### Exercise goal
Skip the images and return the records below exactly.

# Excerpted records start

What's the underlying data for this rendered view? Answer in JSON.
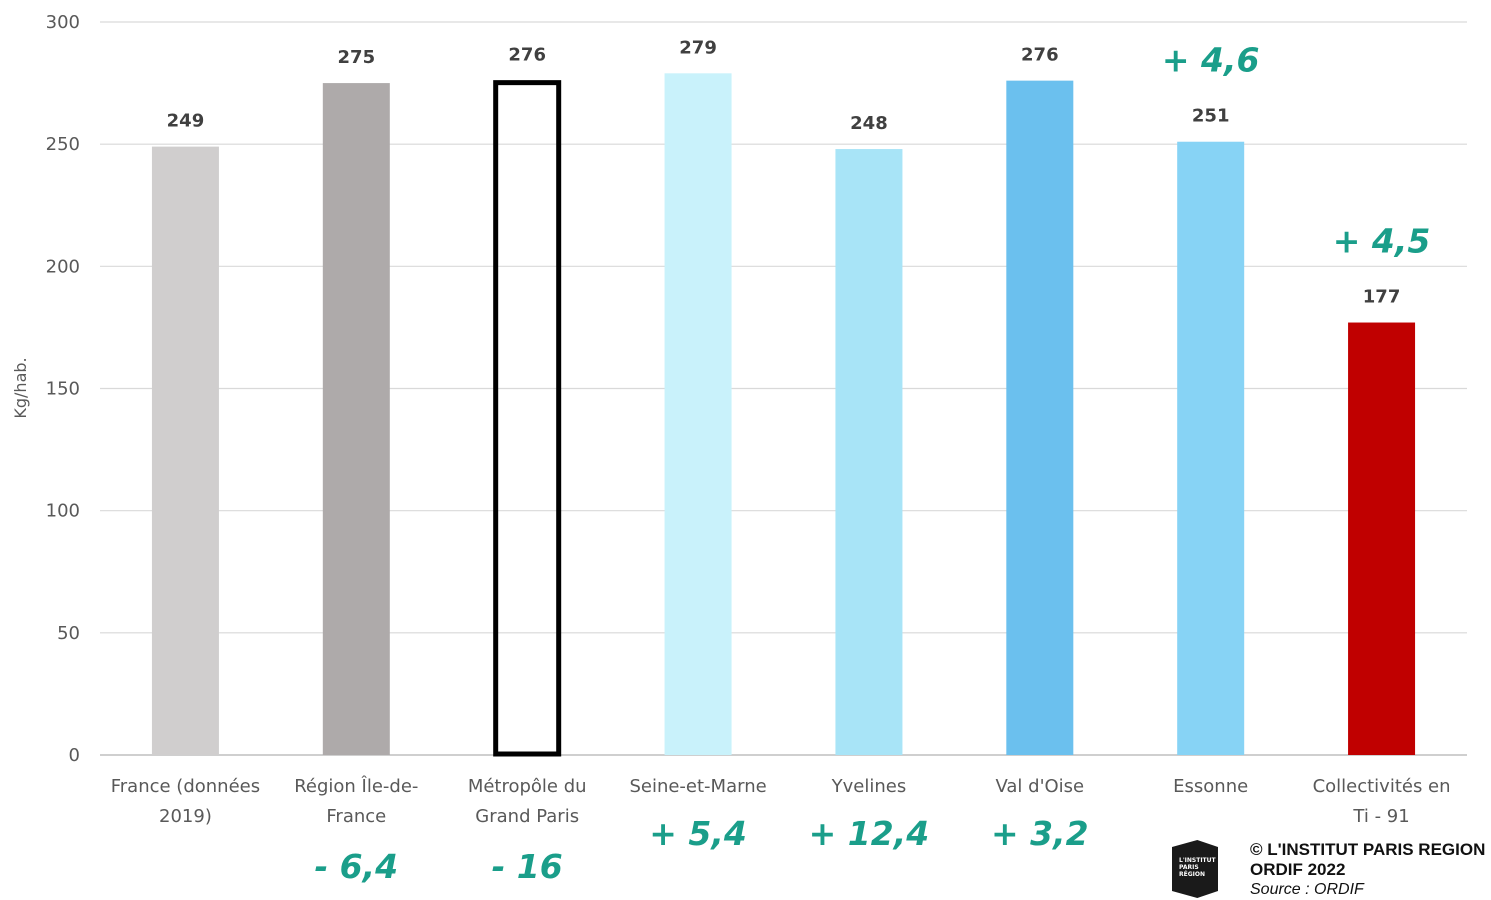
{
  "chart_data": {
    "type": "bar",
    "ylabel": "Kg/hab.",
    "ylim": [
      0,
      300
    ],
    "yticks": [
      "0",
      "50",
      "100",
      "150",
      "200",
      "250",
      "300"
    ],
    "grid": true,
    "categories": [
      [
        "France (données",
        "2019)"
      ],
      [
        "Région Île-de-",
        "France"
      ],
      [
        "Métropôle du",
        "Grand Paris"
      ],
      [
        "Seine-et-Marne"
      ],
      [
        "Yvelines"
      ],
      [
        "Val d'Oise"
      ],
      [
        "Essonne"
      ],
      [
        "Collectivités en",
        "Ti - 91"
      ]
    ],
    "values": [
      249,
      275,
      276,
      279,
      248,
      276,
      251,
      177
    ],
    "value_labels": [
      "249",
      "275",
      "276",
      "279",
      "248",
      "276",
      "251",
      "177"
    ],
    "bar_colors": [
      "#d0cece",
      "#aeaaaa",
      "none",
      "#c9f2fb",
      "#a8e4f7",
      "#6bc0ee",
      "#87d3f5",
      "#c00000"
    ],
    "bar_outline": [
      null,
      null,
      "#000000",
      null,
      null,
      null,
      null,
      null
    ],
    "annotations": [
      {
        "category": 1,
        "text": "- 6,4",
        "placement": "below-axis-low"
      },
      {
        "category": 2,
        "text": "- 16",
        "placement": "below-axis-low"
      },
      {
        "category": 3,
        "text": "+ 5,4",
        "placement": "below-axis"
      },
      {
        "category": 4,
        "text": "+ 12,4",
        "placement": "below-axis"
      },
      {
        "category": 5,
        "text": "+ 3,2",
        "placement": "below-axis"
      },
      {
        "category": 6,
        "text": "+ 4,6",
        "placement": "above-bar"
      },
      {
        "category": 7,
        "text": "+ 4,5",
        "placement": "above-bar"
      }
    ],
    "annotation_color": "#1a9e8a"
  },
  "credit": {
    "logo_icon": "institut-paris-region-logo-icon",
    "logo_text": [
      "L'INSTITUT",
      "PARIS",
      "RÉGION"
    ],
    "line1": "© L'INSTITUT PARIS REGION",
    "line2": "ORDIF 2022",
    "line3": "Source : ORDIF"
  }
}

# Excerpted records end

### Answer to the exercise
What's the underlying data for this rendered view? Answer in JSON.
{
  "chart_data": {
    "type": "bar",
    "ylabel": "Kg/hab.",
    "ylim": [
      0,
      300
    ],
    "yticks": [
      "0",
      "50",
      "100",
      "150",
      "200",
      "250",
      "300"
    ],
    "grid": true,
    "categories": [
      [
        "France (données",
        "2019)"
      ],
      [
        "Région Île-de-",
        "France"
      ],
      [
        "Métropôle du",
        "Grand Paris"
      ],
      [
        "Seine-et-Marne"
      ],
      [
        "Yvelines"
      ],
      [
        "Val d'Oise"
      ],
      [
        "Essonne"
      ],
      [
        "Collectivités en",
        "Ti - 91"
      ]
    ],
    "values": [
      249,
      275,
      276,
      279,
      248,
      276,
      251,
      177
    ],
    "value_labels": [
      "249",
      "275",
      "276",
      "279",
      "248",
      "276",
      "251",
      "177"
    ],
    "bar_colors": [
      "#d0cece",
      "#aeaaaa",
      "none",
      "#c9f2fb",
      "#a8e4f7",
      "#6bc0ee",
      "#87d3f5",
      "#c00000"
    ],
    "bar_outline": [
      null,
      null,
      "#000000",
      null,
      null,
      null,
      null,
      null
    ],
    "annotations": [
      {
        "category": 1,
        "text": "- 6,4",
        "placement": "below-axis-low"
      },
      {
        "category": 2,
        "text": "- 16",
        "placement": "below-axis-low"
      },
      {
        "category": 3,
        "text": "+ 5,4",
        "placement": "below-axis"
      },
      {
        "category": 4,
        "text": "+ 12,4",
        "placement": "below-axis"
      },
      {
        "category": 5,
        "text": "+ 3,2",
        "placement": "below-axis"
      },
      {
        "category": 6,
        "text": "+ 4,6",
        "placement": "above-bar"
      },
      {
        "category": 7,
        "text": "+ 4,5",
        "placement": "above-bar"
      }
    ],
    "annotation_color": "#1a9e8a"
  },
  "credit": {
    "logo_icon": "institut-paris-region-logo-icon",
    "logo_text": [
      "L'INSTITUT",
      "PARIS",
      "RÉGION"
    ],
    "line1": "© L'INSTITUT PARIS REGION",
    "line2": "ORDIF 2022",
    "line3": "Source : ORDIF"
  }
}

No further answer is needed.